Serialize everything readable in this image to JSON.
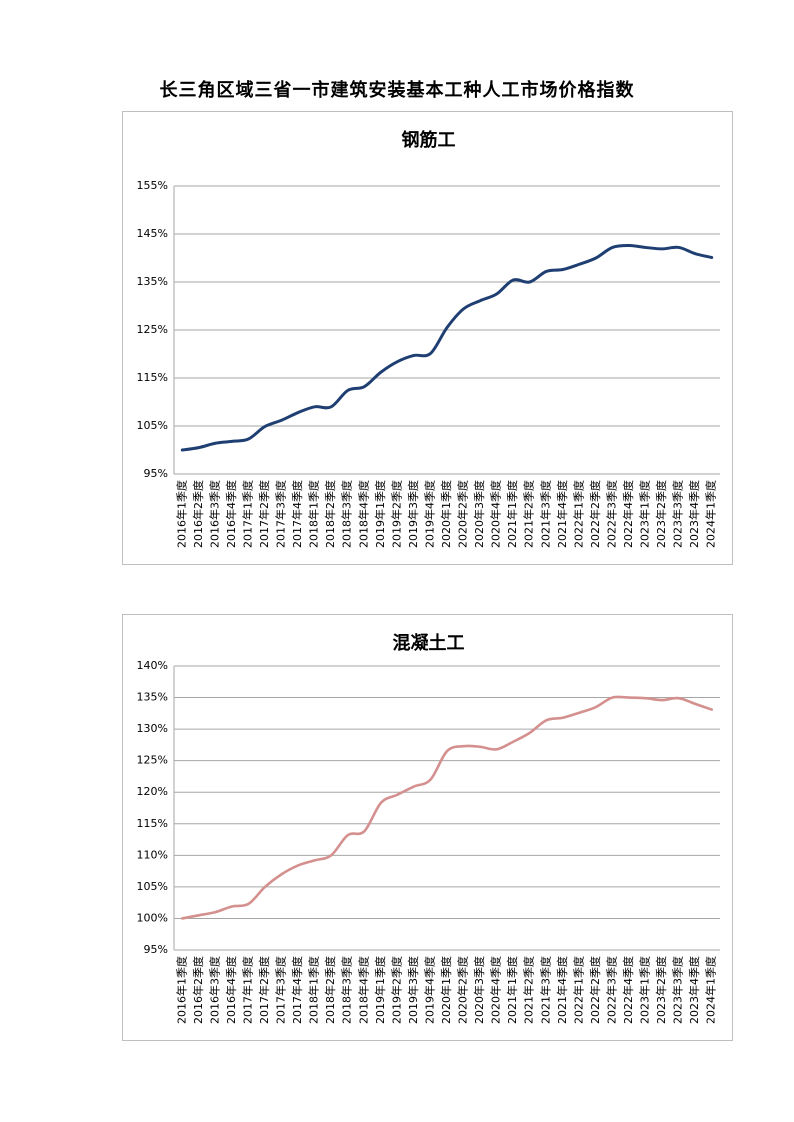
{
  "page": {
    "title": "长三角区域三省一市建筑安装基本工种人工市场价格指数"
  },
  "chart_data": [
    {
      "type": "line",
      "title": "钢筋工",
      "xlabel": "",
      "ylabel": "",
      "ylim": [
        95,
        155
      ],
      "yticks": [
        "95%",
        "105%",
        "115%",
        "125%",
        "135%",
        "145%",
        "155%"
      ],
      "ytick_values": [
        95,
        105,
        115,
        125,
        135,
        145,
        155
      ],
      "grid": true,
      "legend": "none",
      "color": "#1f3f73",
      "categories": [
        "2016年1季度",
        "2016年2季度",
        "2016年3季度",
        "2016年4季度",
        "2017年1季度",
        "2017年2季度",
        "2017年3季度",
        "2017年4季度",
        "2018年1季度",
        "2018年2季度",
        "2018年3季度",
        "2018年4季度",
        "2019年1季度",
        "2019年2季度",
        "2019年3季度",
        "2019年4季度",
        "2020年1季度",
        "2020年2季度",
        "2020年3季度",
        "2020年4季度",
        "2021年1季度",
        "2021年2季度",
        "2021年3季度",
        "2021年4季度",
        "2022年1季度",
        "2022年2季度",
        "2022年3季度",
        "2022年4季度",
        "2023年1季度",
        "2023年2季度",
        "2023年3季度",
        "2023年4季度",
        "2024年1季度"
      ],
      "values": [
        100.0,
        100.5,
        101.4,
        101.8,
        102.3,
        104.9,
        106.2,
        107.8,
        109.0,
        109.0,
        112.4,
        113.2,
        116.2,
        118.4,
        119.7,
        120.1,
        125.5,
        129.4,
        131.1,
        132.5,
        135.4,
        135.0,
        137.2,
        137.6,
        138.7,
        140.0,
        142.2,
        142.6,
        142.2,
        141.9,
        142.2,
        140.9,
        140.1
      ]
    },
    {
      "type": "line",
      "title": "混凝土工",
      "xlabel": "",
      "ylabel": "",
      "ylim": [
        95,
        140
      ],
      "yticks": [
        "95%",
        "100%",
        "105%",
        "110%",
        "115%",
        "120%",
        "125%",
        "130%",
        "135%",
        "140%"
      ],
      "ytick_values": [
        95,
        100,
        105,
        110,
        115,
        120,
        125,
        130,
        135,
        140
      ],
      "grid": true,
      "legend": "none",
      "color": "#d4908e",
      "categories": [
        "2016年1季度",
        "2016年2季度",
        "2016年3季度",
        "2016年4季度",
        "2017年1季度",
        "2017年2季度",
        "2017年3季度",
        "2017年4季度",
        "2018年1季度",
        "2018年2季度",
        "2018年3季度",
        "2018年4季度",
        "2019年1季度",
        "2019年2季度",
        "2019年3季度",
        "2019年4季度",
        "2020年1季度",
        "2020年2季度",
        "2020年3季度",
        "2020年4季度",
        "2021年1季度",
        "2021年2季度",
        "2021年3季度",
        "2021年4季度",
        "2022年1季度",
        "2022年2季度",
        "2022年3季度",
        "2022年4季度",
        "2023年1季度",
        "2023年2季度",
        "2023年3季度",
        "2023年4季度",
        "2024年1季度"
      ],
      "values": [
        100.0,
        100.5,
        101.0,
        101.9,
        102.3,
        105.0,
        107.0,
        108.4,
        109.2,
        110.0,
        113.2,
        113.8,
        118.3,
        119.6,
        120.9,
        122.0,
        126.5,
        127.3,
        127.2,
        126.8,
        128.0,
        129.4,
        131.4,
        131.8,
        132.6,
        133.5,
        135.0,
        135.0,
        134.9,
        134.6,
        134.9,
        134.0,
        133.1
      ]
    }
  ]
}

### WHAT THE TASK ASKS:
Search the lines above for the string "title", then show every one that has it.

### ANSWER FOR THIS EXERCISE:
    "title": "长三角区域三省一市建筑安装基本工种人工市场价格指数"
      "title": "钢筋工",
      "title": "混凝土工",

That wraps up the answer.